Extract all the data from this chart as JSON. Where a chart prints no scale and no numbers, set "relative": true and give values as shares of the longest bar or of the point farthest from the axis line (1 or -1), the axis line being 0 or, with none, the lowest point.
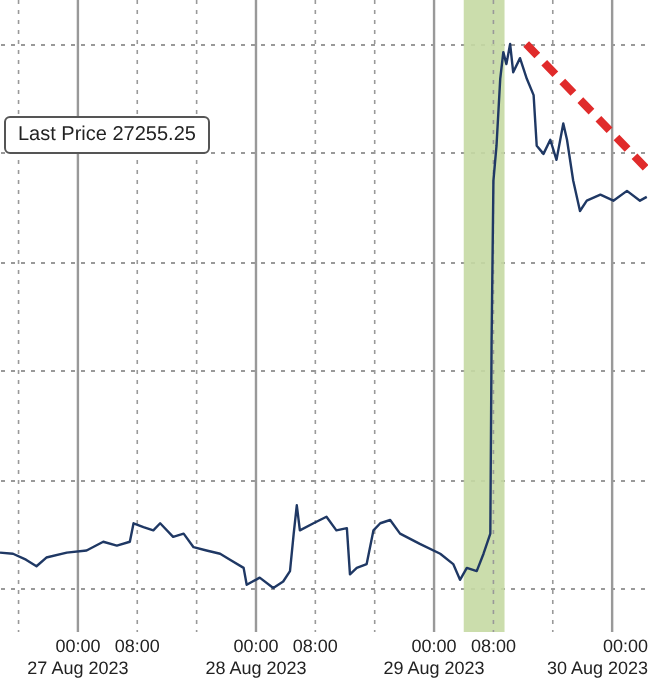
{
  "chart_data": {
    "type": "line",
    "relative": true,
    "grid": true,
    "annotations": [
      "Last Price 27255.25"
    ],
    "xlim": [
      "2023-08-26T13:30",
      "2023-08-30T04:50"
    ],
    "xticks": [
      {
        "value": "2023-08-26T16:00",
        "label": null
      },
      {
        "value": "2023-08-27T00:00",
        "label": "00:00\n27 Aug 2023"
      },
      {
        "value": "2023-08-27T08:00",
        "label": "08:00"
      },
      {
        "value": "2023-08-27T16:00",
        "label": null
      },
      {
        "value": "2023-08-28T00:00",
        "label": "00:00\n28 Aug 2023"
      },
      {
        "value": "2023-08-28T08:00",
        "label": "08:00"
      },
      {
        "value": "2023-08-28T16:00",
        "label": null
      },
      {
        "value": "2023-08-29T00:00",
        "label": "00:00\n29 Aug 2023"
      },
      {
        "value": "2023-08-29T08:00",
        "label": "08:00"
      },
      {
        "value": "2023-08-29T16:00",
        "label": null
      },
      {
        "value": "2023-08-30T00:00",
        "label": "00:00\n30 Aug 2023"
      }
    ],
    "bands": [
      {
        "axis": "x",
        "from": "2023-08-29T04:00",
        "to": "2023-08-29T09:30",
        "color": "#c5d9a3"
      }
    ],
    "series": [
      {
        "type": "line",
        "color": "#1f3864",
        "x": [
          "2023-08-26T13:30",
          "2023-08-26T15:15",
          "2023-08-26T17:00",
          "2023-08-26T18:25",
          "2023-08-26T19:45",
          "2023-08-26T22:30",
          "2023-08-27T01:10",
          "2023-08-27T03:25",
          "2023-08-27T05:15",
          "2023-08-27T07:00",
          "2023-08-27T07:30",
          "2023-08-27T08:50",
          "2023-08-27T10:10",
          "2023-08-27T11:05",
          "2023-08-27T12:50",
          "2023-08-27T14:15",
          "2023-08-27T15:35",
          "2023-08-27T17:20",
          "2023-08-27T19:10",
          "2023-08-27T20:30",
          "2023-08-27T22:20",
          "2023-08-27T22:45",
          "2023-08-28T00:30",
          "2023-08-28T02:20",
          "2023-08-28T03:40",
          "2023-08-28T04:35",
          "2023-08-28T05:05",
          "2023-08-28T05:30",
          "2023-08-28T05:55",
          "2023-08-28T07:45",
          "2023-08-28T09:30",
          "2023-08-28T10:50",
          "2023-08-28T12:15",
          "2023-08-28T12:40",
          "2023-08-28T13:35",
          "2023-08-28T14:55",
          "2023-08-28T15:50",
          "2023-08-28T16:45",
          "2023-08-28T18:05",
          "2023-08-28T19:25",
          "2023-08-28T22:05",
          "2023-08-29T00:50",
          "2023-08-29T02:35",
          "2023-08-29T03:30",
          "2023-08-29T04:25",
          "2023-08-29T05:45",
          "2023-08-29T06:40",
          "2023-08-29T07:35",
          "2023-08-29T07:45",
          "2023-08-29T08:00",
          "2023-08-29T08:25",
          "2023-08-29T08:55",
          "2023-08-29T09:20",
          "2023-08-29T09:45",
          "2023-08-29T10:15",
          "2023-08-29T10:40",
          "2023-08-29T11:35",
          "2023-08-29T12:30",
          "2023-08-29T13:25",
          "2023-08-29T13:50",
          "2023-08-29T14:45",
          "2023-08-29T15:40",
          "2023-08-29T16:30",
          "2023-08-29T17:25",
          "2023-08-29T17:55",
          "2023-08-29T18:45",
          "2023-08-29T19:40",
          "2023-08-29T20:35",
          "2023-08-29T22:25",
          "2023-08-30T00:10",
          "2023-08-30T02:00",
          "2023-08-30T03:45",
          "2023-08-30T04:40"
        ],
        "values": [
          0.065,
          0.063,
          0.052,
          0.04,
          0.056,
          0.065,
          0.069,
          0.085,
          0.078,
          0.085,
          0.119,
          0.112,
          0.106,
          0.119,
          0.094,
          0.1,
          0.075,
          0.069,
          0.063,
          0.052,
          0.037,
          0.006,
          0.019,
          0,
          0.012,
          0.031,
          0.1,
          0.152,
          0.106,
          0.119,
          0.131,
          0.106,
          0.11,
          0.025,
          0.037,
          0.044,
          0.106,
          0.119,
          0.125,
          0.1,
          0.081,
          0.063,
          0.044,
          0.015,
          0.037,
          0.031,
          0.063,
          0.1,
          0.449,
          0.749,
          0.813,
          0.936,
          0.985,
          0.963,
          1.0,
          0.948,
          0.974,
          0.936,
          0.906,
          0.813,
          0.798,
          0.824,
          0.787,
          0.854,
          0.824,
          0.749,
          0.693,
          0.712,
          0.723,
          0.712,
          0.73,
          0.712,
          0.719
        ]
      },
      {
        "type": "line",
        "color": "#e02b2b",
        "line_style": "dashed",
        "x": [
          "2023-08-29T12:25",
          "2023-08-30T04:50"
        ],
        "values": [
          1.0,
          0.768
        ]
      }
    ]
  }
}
- - -
- **To be done**
Omit the pictures, and quote the material above exactly as given.

- **Solution to this exercise**
Extract all the data from this chart as JSON. Where a chart prints no scale and no numbers, set "relative": true and give values as shares of the longest bar or of the point farthest from the axis line (1 or -1), the axis line being 0 or, with none, the lowest point.
{
  "chart_data": {
    "type": "line",
    "relative": true,
    "grid": true,
    "annotations": [
      "Last Price 27255.25"
    ],
    "xlim": [
      "2023-08-26T13:30",
      "2023-08-30T04:50"
    ],
    "xticks": [
      {
        "value": "2023-08-26T16:00",
        "label": null
      },
      {
        "value": "2023-08-27T00:00",
        "label": "00:00\n27 Aug 2023"
      },
      {
        "value": "2023-08-27T08:00",
        "label": "08:00"
      },
      {
        "value": "2023-08-27T16:00",
        "label": null
      },
      {
        "value": "2023-08-28T00:00",
        "label": "00:00\n28 Aug 2023"
      },
      {
        "value": "2023-08-28T08:00",
        "label": "08:00"
      },
      {
        "value": "2023-08-28T16:00",
        "label": null
      },
      {
        "value": "2023-08-29T00:00",
        "label": "00:00\n29 Aug 2023"
      },
      {
        "value": "2023-08-29T08:00",
        "label": "08:00"
      },
      {
        "value": "2023-08-29T16:00",
        "label": null
      },
      {
        "value": "2023-08-30T00:00",
        "label": "00:00\n30 Aug 2023"
      }
    ],
    "bands": [
      {
        "axis": "x",
        "from": "2023-08-29T04:00",
        "to": "2023-08-29T09:30",
        "color": "#c5d9a3"
      }
    ],
    "series": [
      {
        "type": "line",
        "color": "#1f3864",
        "x": [
          "2023-08-26T13:30",
          "2023-08-26T15:15",
          "2023-08-26T17:00",
          "2023-08-26T18:25",
          "2023-08-26T19:45",
          "2023-08-26T22:30",
          "2023-08-27T01:10",
          "2023-08-27T03:25",
          "2023-08-27T05:15",
          "2023-08-27T07:00",
          "2023-08-27T07:30",
          "2023-08-27T08:50",
          "2023-08-27T10:10",
          "2023-08-27T11:05",
          "2023-08-27T12:50",
          "2023-08-27T14:15",
          "2023-08-27T15:35",
          "2023-08-27T17:20",
          "2023-08-27T19:10",
          "2023-08-27T20:30",
          "2023-08-27T22:20",
          "2023-08-27T22:45",
          "2023-08-28T00:30",
          "2023-08-28T02:20",
          "2023-08-28T03:40",
          "2023-08-28T04:35",
          "2023-08-28T05:05",
          "2023-08-28T05:30",
          "2023-08-28T05:55",
          "2023-08-28T07:45",
          "2023-08-28T09:30",
          "2023-08-28T10:50",
          "2023-08-28T12:15",
          "2023-08-28T12:40",
          "2023-08-28T13:35",
          "2023-08-28T14:55",
          "2023-08-28T15:50",
          "2023-08-28T16:45",
          "2023-08-28T18:05",
          "2023-08-28T19:25",
          "2023-08-28T22:05",
          "2023-08-29T00:50",
          "2023-08-29T02:35",
          "2023-08-29T03:30",
          "2023-08-29T04:25",
          "2023-08-29T05:45",
          "2023-08-29T06:40",
          "2023-08-29T07:35",
          "2023-08-29T07:45",
          "2023-08-29T08:00",
          "2023-08-29T08:25",
          "2023-08-29T08:55",
          "2023-08-29T09:20",
          "2023-08-29T09:45",
          "2023-08-29T10:15",
          "2023-08-29T10:40",
          "2023-08-29T11:35",
          "2023-08-29T12:30",
          "2023-08-29T13:25",
          "2023-08-29T13:50",
          "2023-08-29T14:45",
          "2023-08-29T15:40",
          "2023-08-29T16:30",
          "2023-08-29T17:25",
          "2023-08-29T17:55",
          "2023-08-29T18:45",
          "2023-08-29T19:40",
          "2023-08-29T20:35",
          "2023-08-29T22:25",
          "2023-08-30T00:10",
          "2023-08-30T02:00",
          "2023-08-30T03:45",
          "2023-08-30T04:40"
        ],
        "values": [
          0.065,
          0.063,
          0.052,
          0.04,
          0.056,
          0.065,
          0.069,
          0.085,
          0.078,
          0.085,
          0.119,
          0.112,
          0.106,
          0.119,
          0.094,
          0.1,
          0.075,
          0.069,
          0.063,
          0.052,
          0.037,
          0.006,
          0.019,
          0,
          0.012,
          0.031,
          0.1,
          0.152,
          0.106,
          0.119,
          0.131,
          0.106,
          0.11,
          0.025,
          0.037,
          0.044,
          0.106,
          0.119,
          0.125,
          0.1,
          0.081,
          0.063,
          0.044,
          0.015,
          0.037,
          0.031,
          0.063,
          0.1,
          0.449,
          0.749,
          0.813,
          0.936,
          0.985,
          0.963,
          1.0,
          0.948,
          0.974,
          0.936,
          0.906,
          0.813,
          0.798,
          0.824,
          0.787,
          0.854,
          0.824,
          0.749,
          0.693,
          0.712,
          0.723,
          0.712,
          0.73,
          0.712,
          0.719
        ]
      },
      {
        "type": "line",
        "color": "#e02b2b",
        "line_style": "dashed",
        "x": [
          "2023-08-29T12:25",
          "2023-08-30T04:50"
        ],
        "values": [
          1.0,
          0.768
        ]
      }
    ]
  }
}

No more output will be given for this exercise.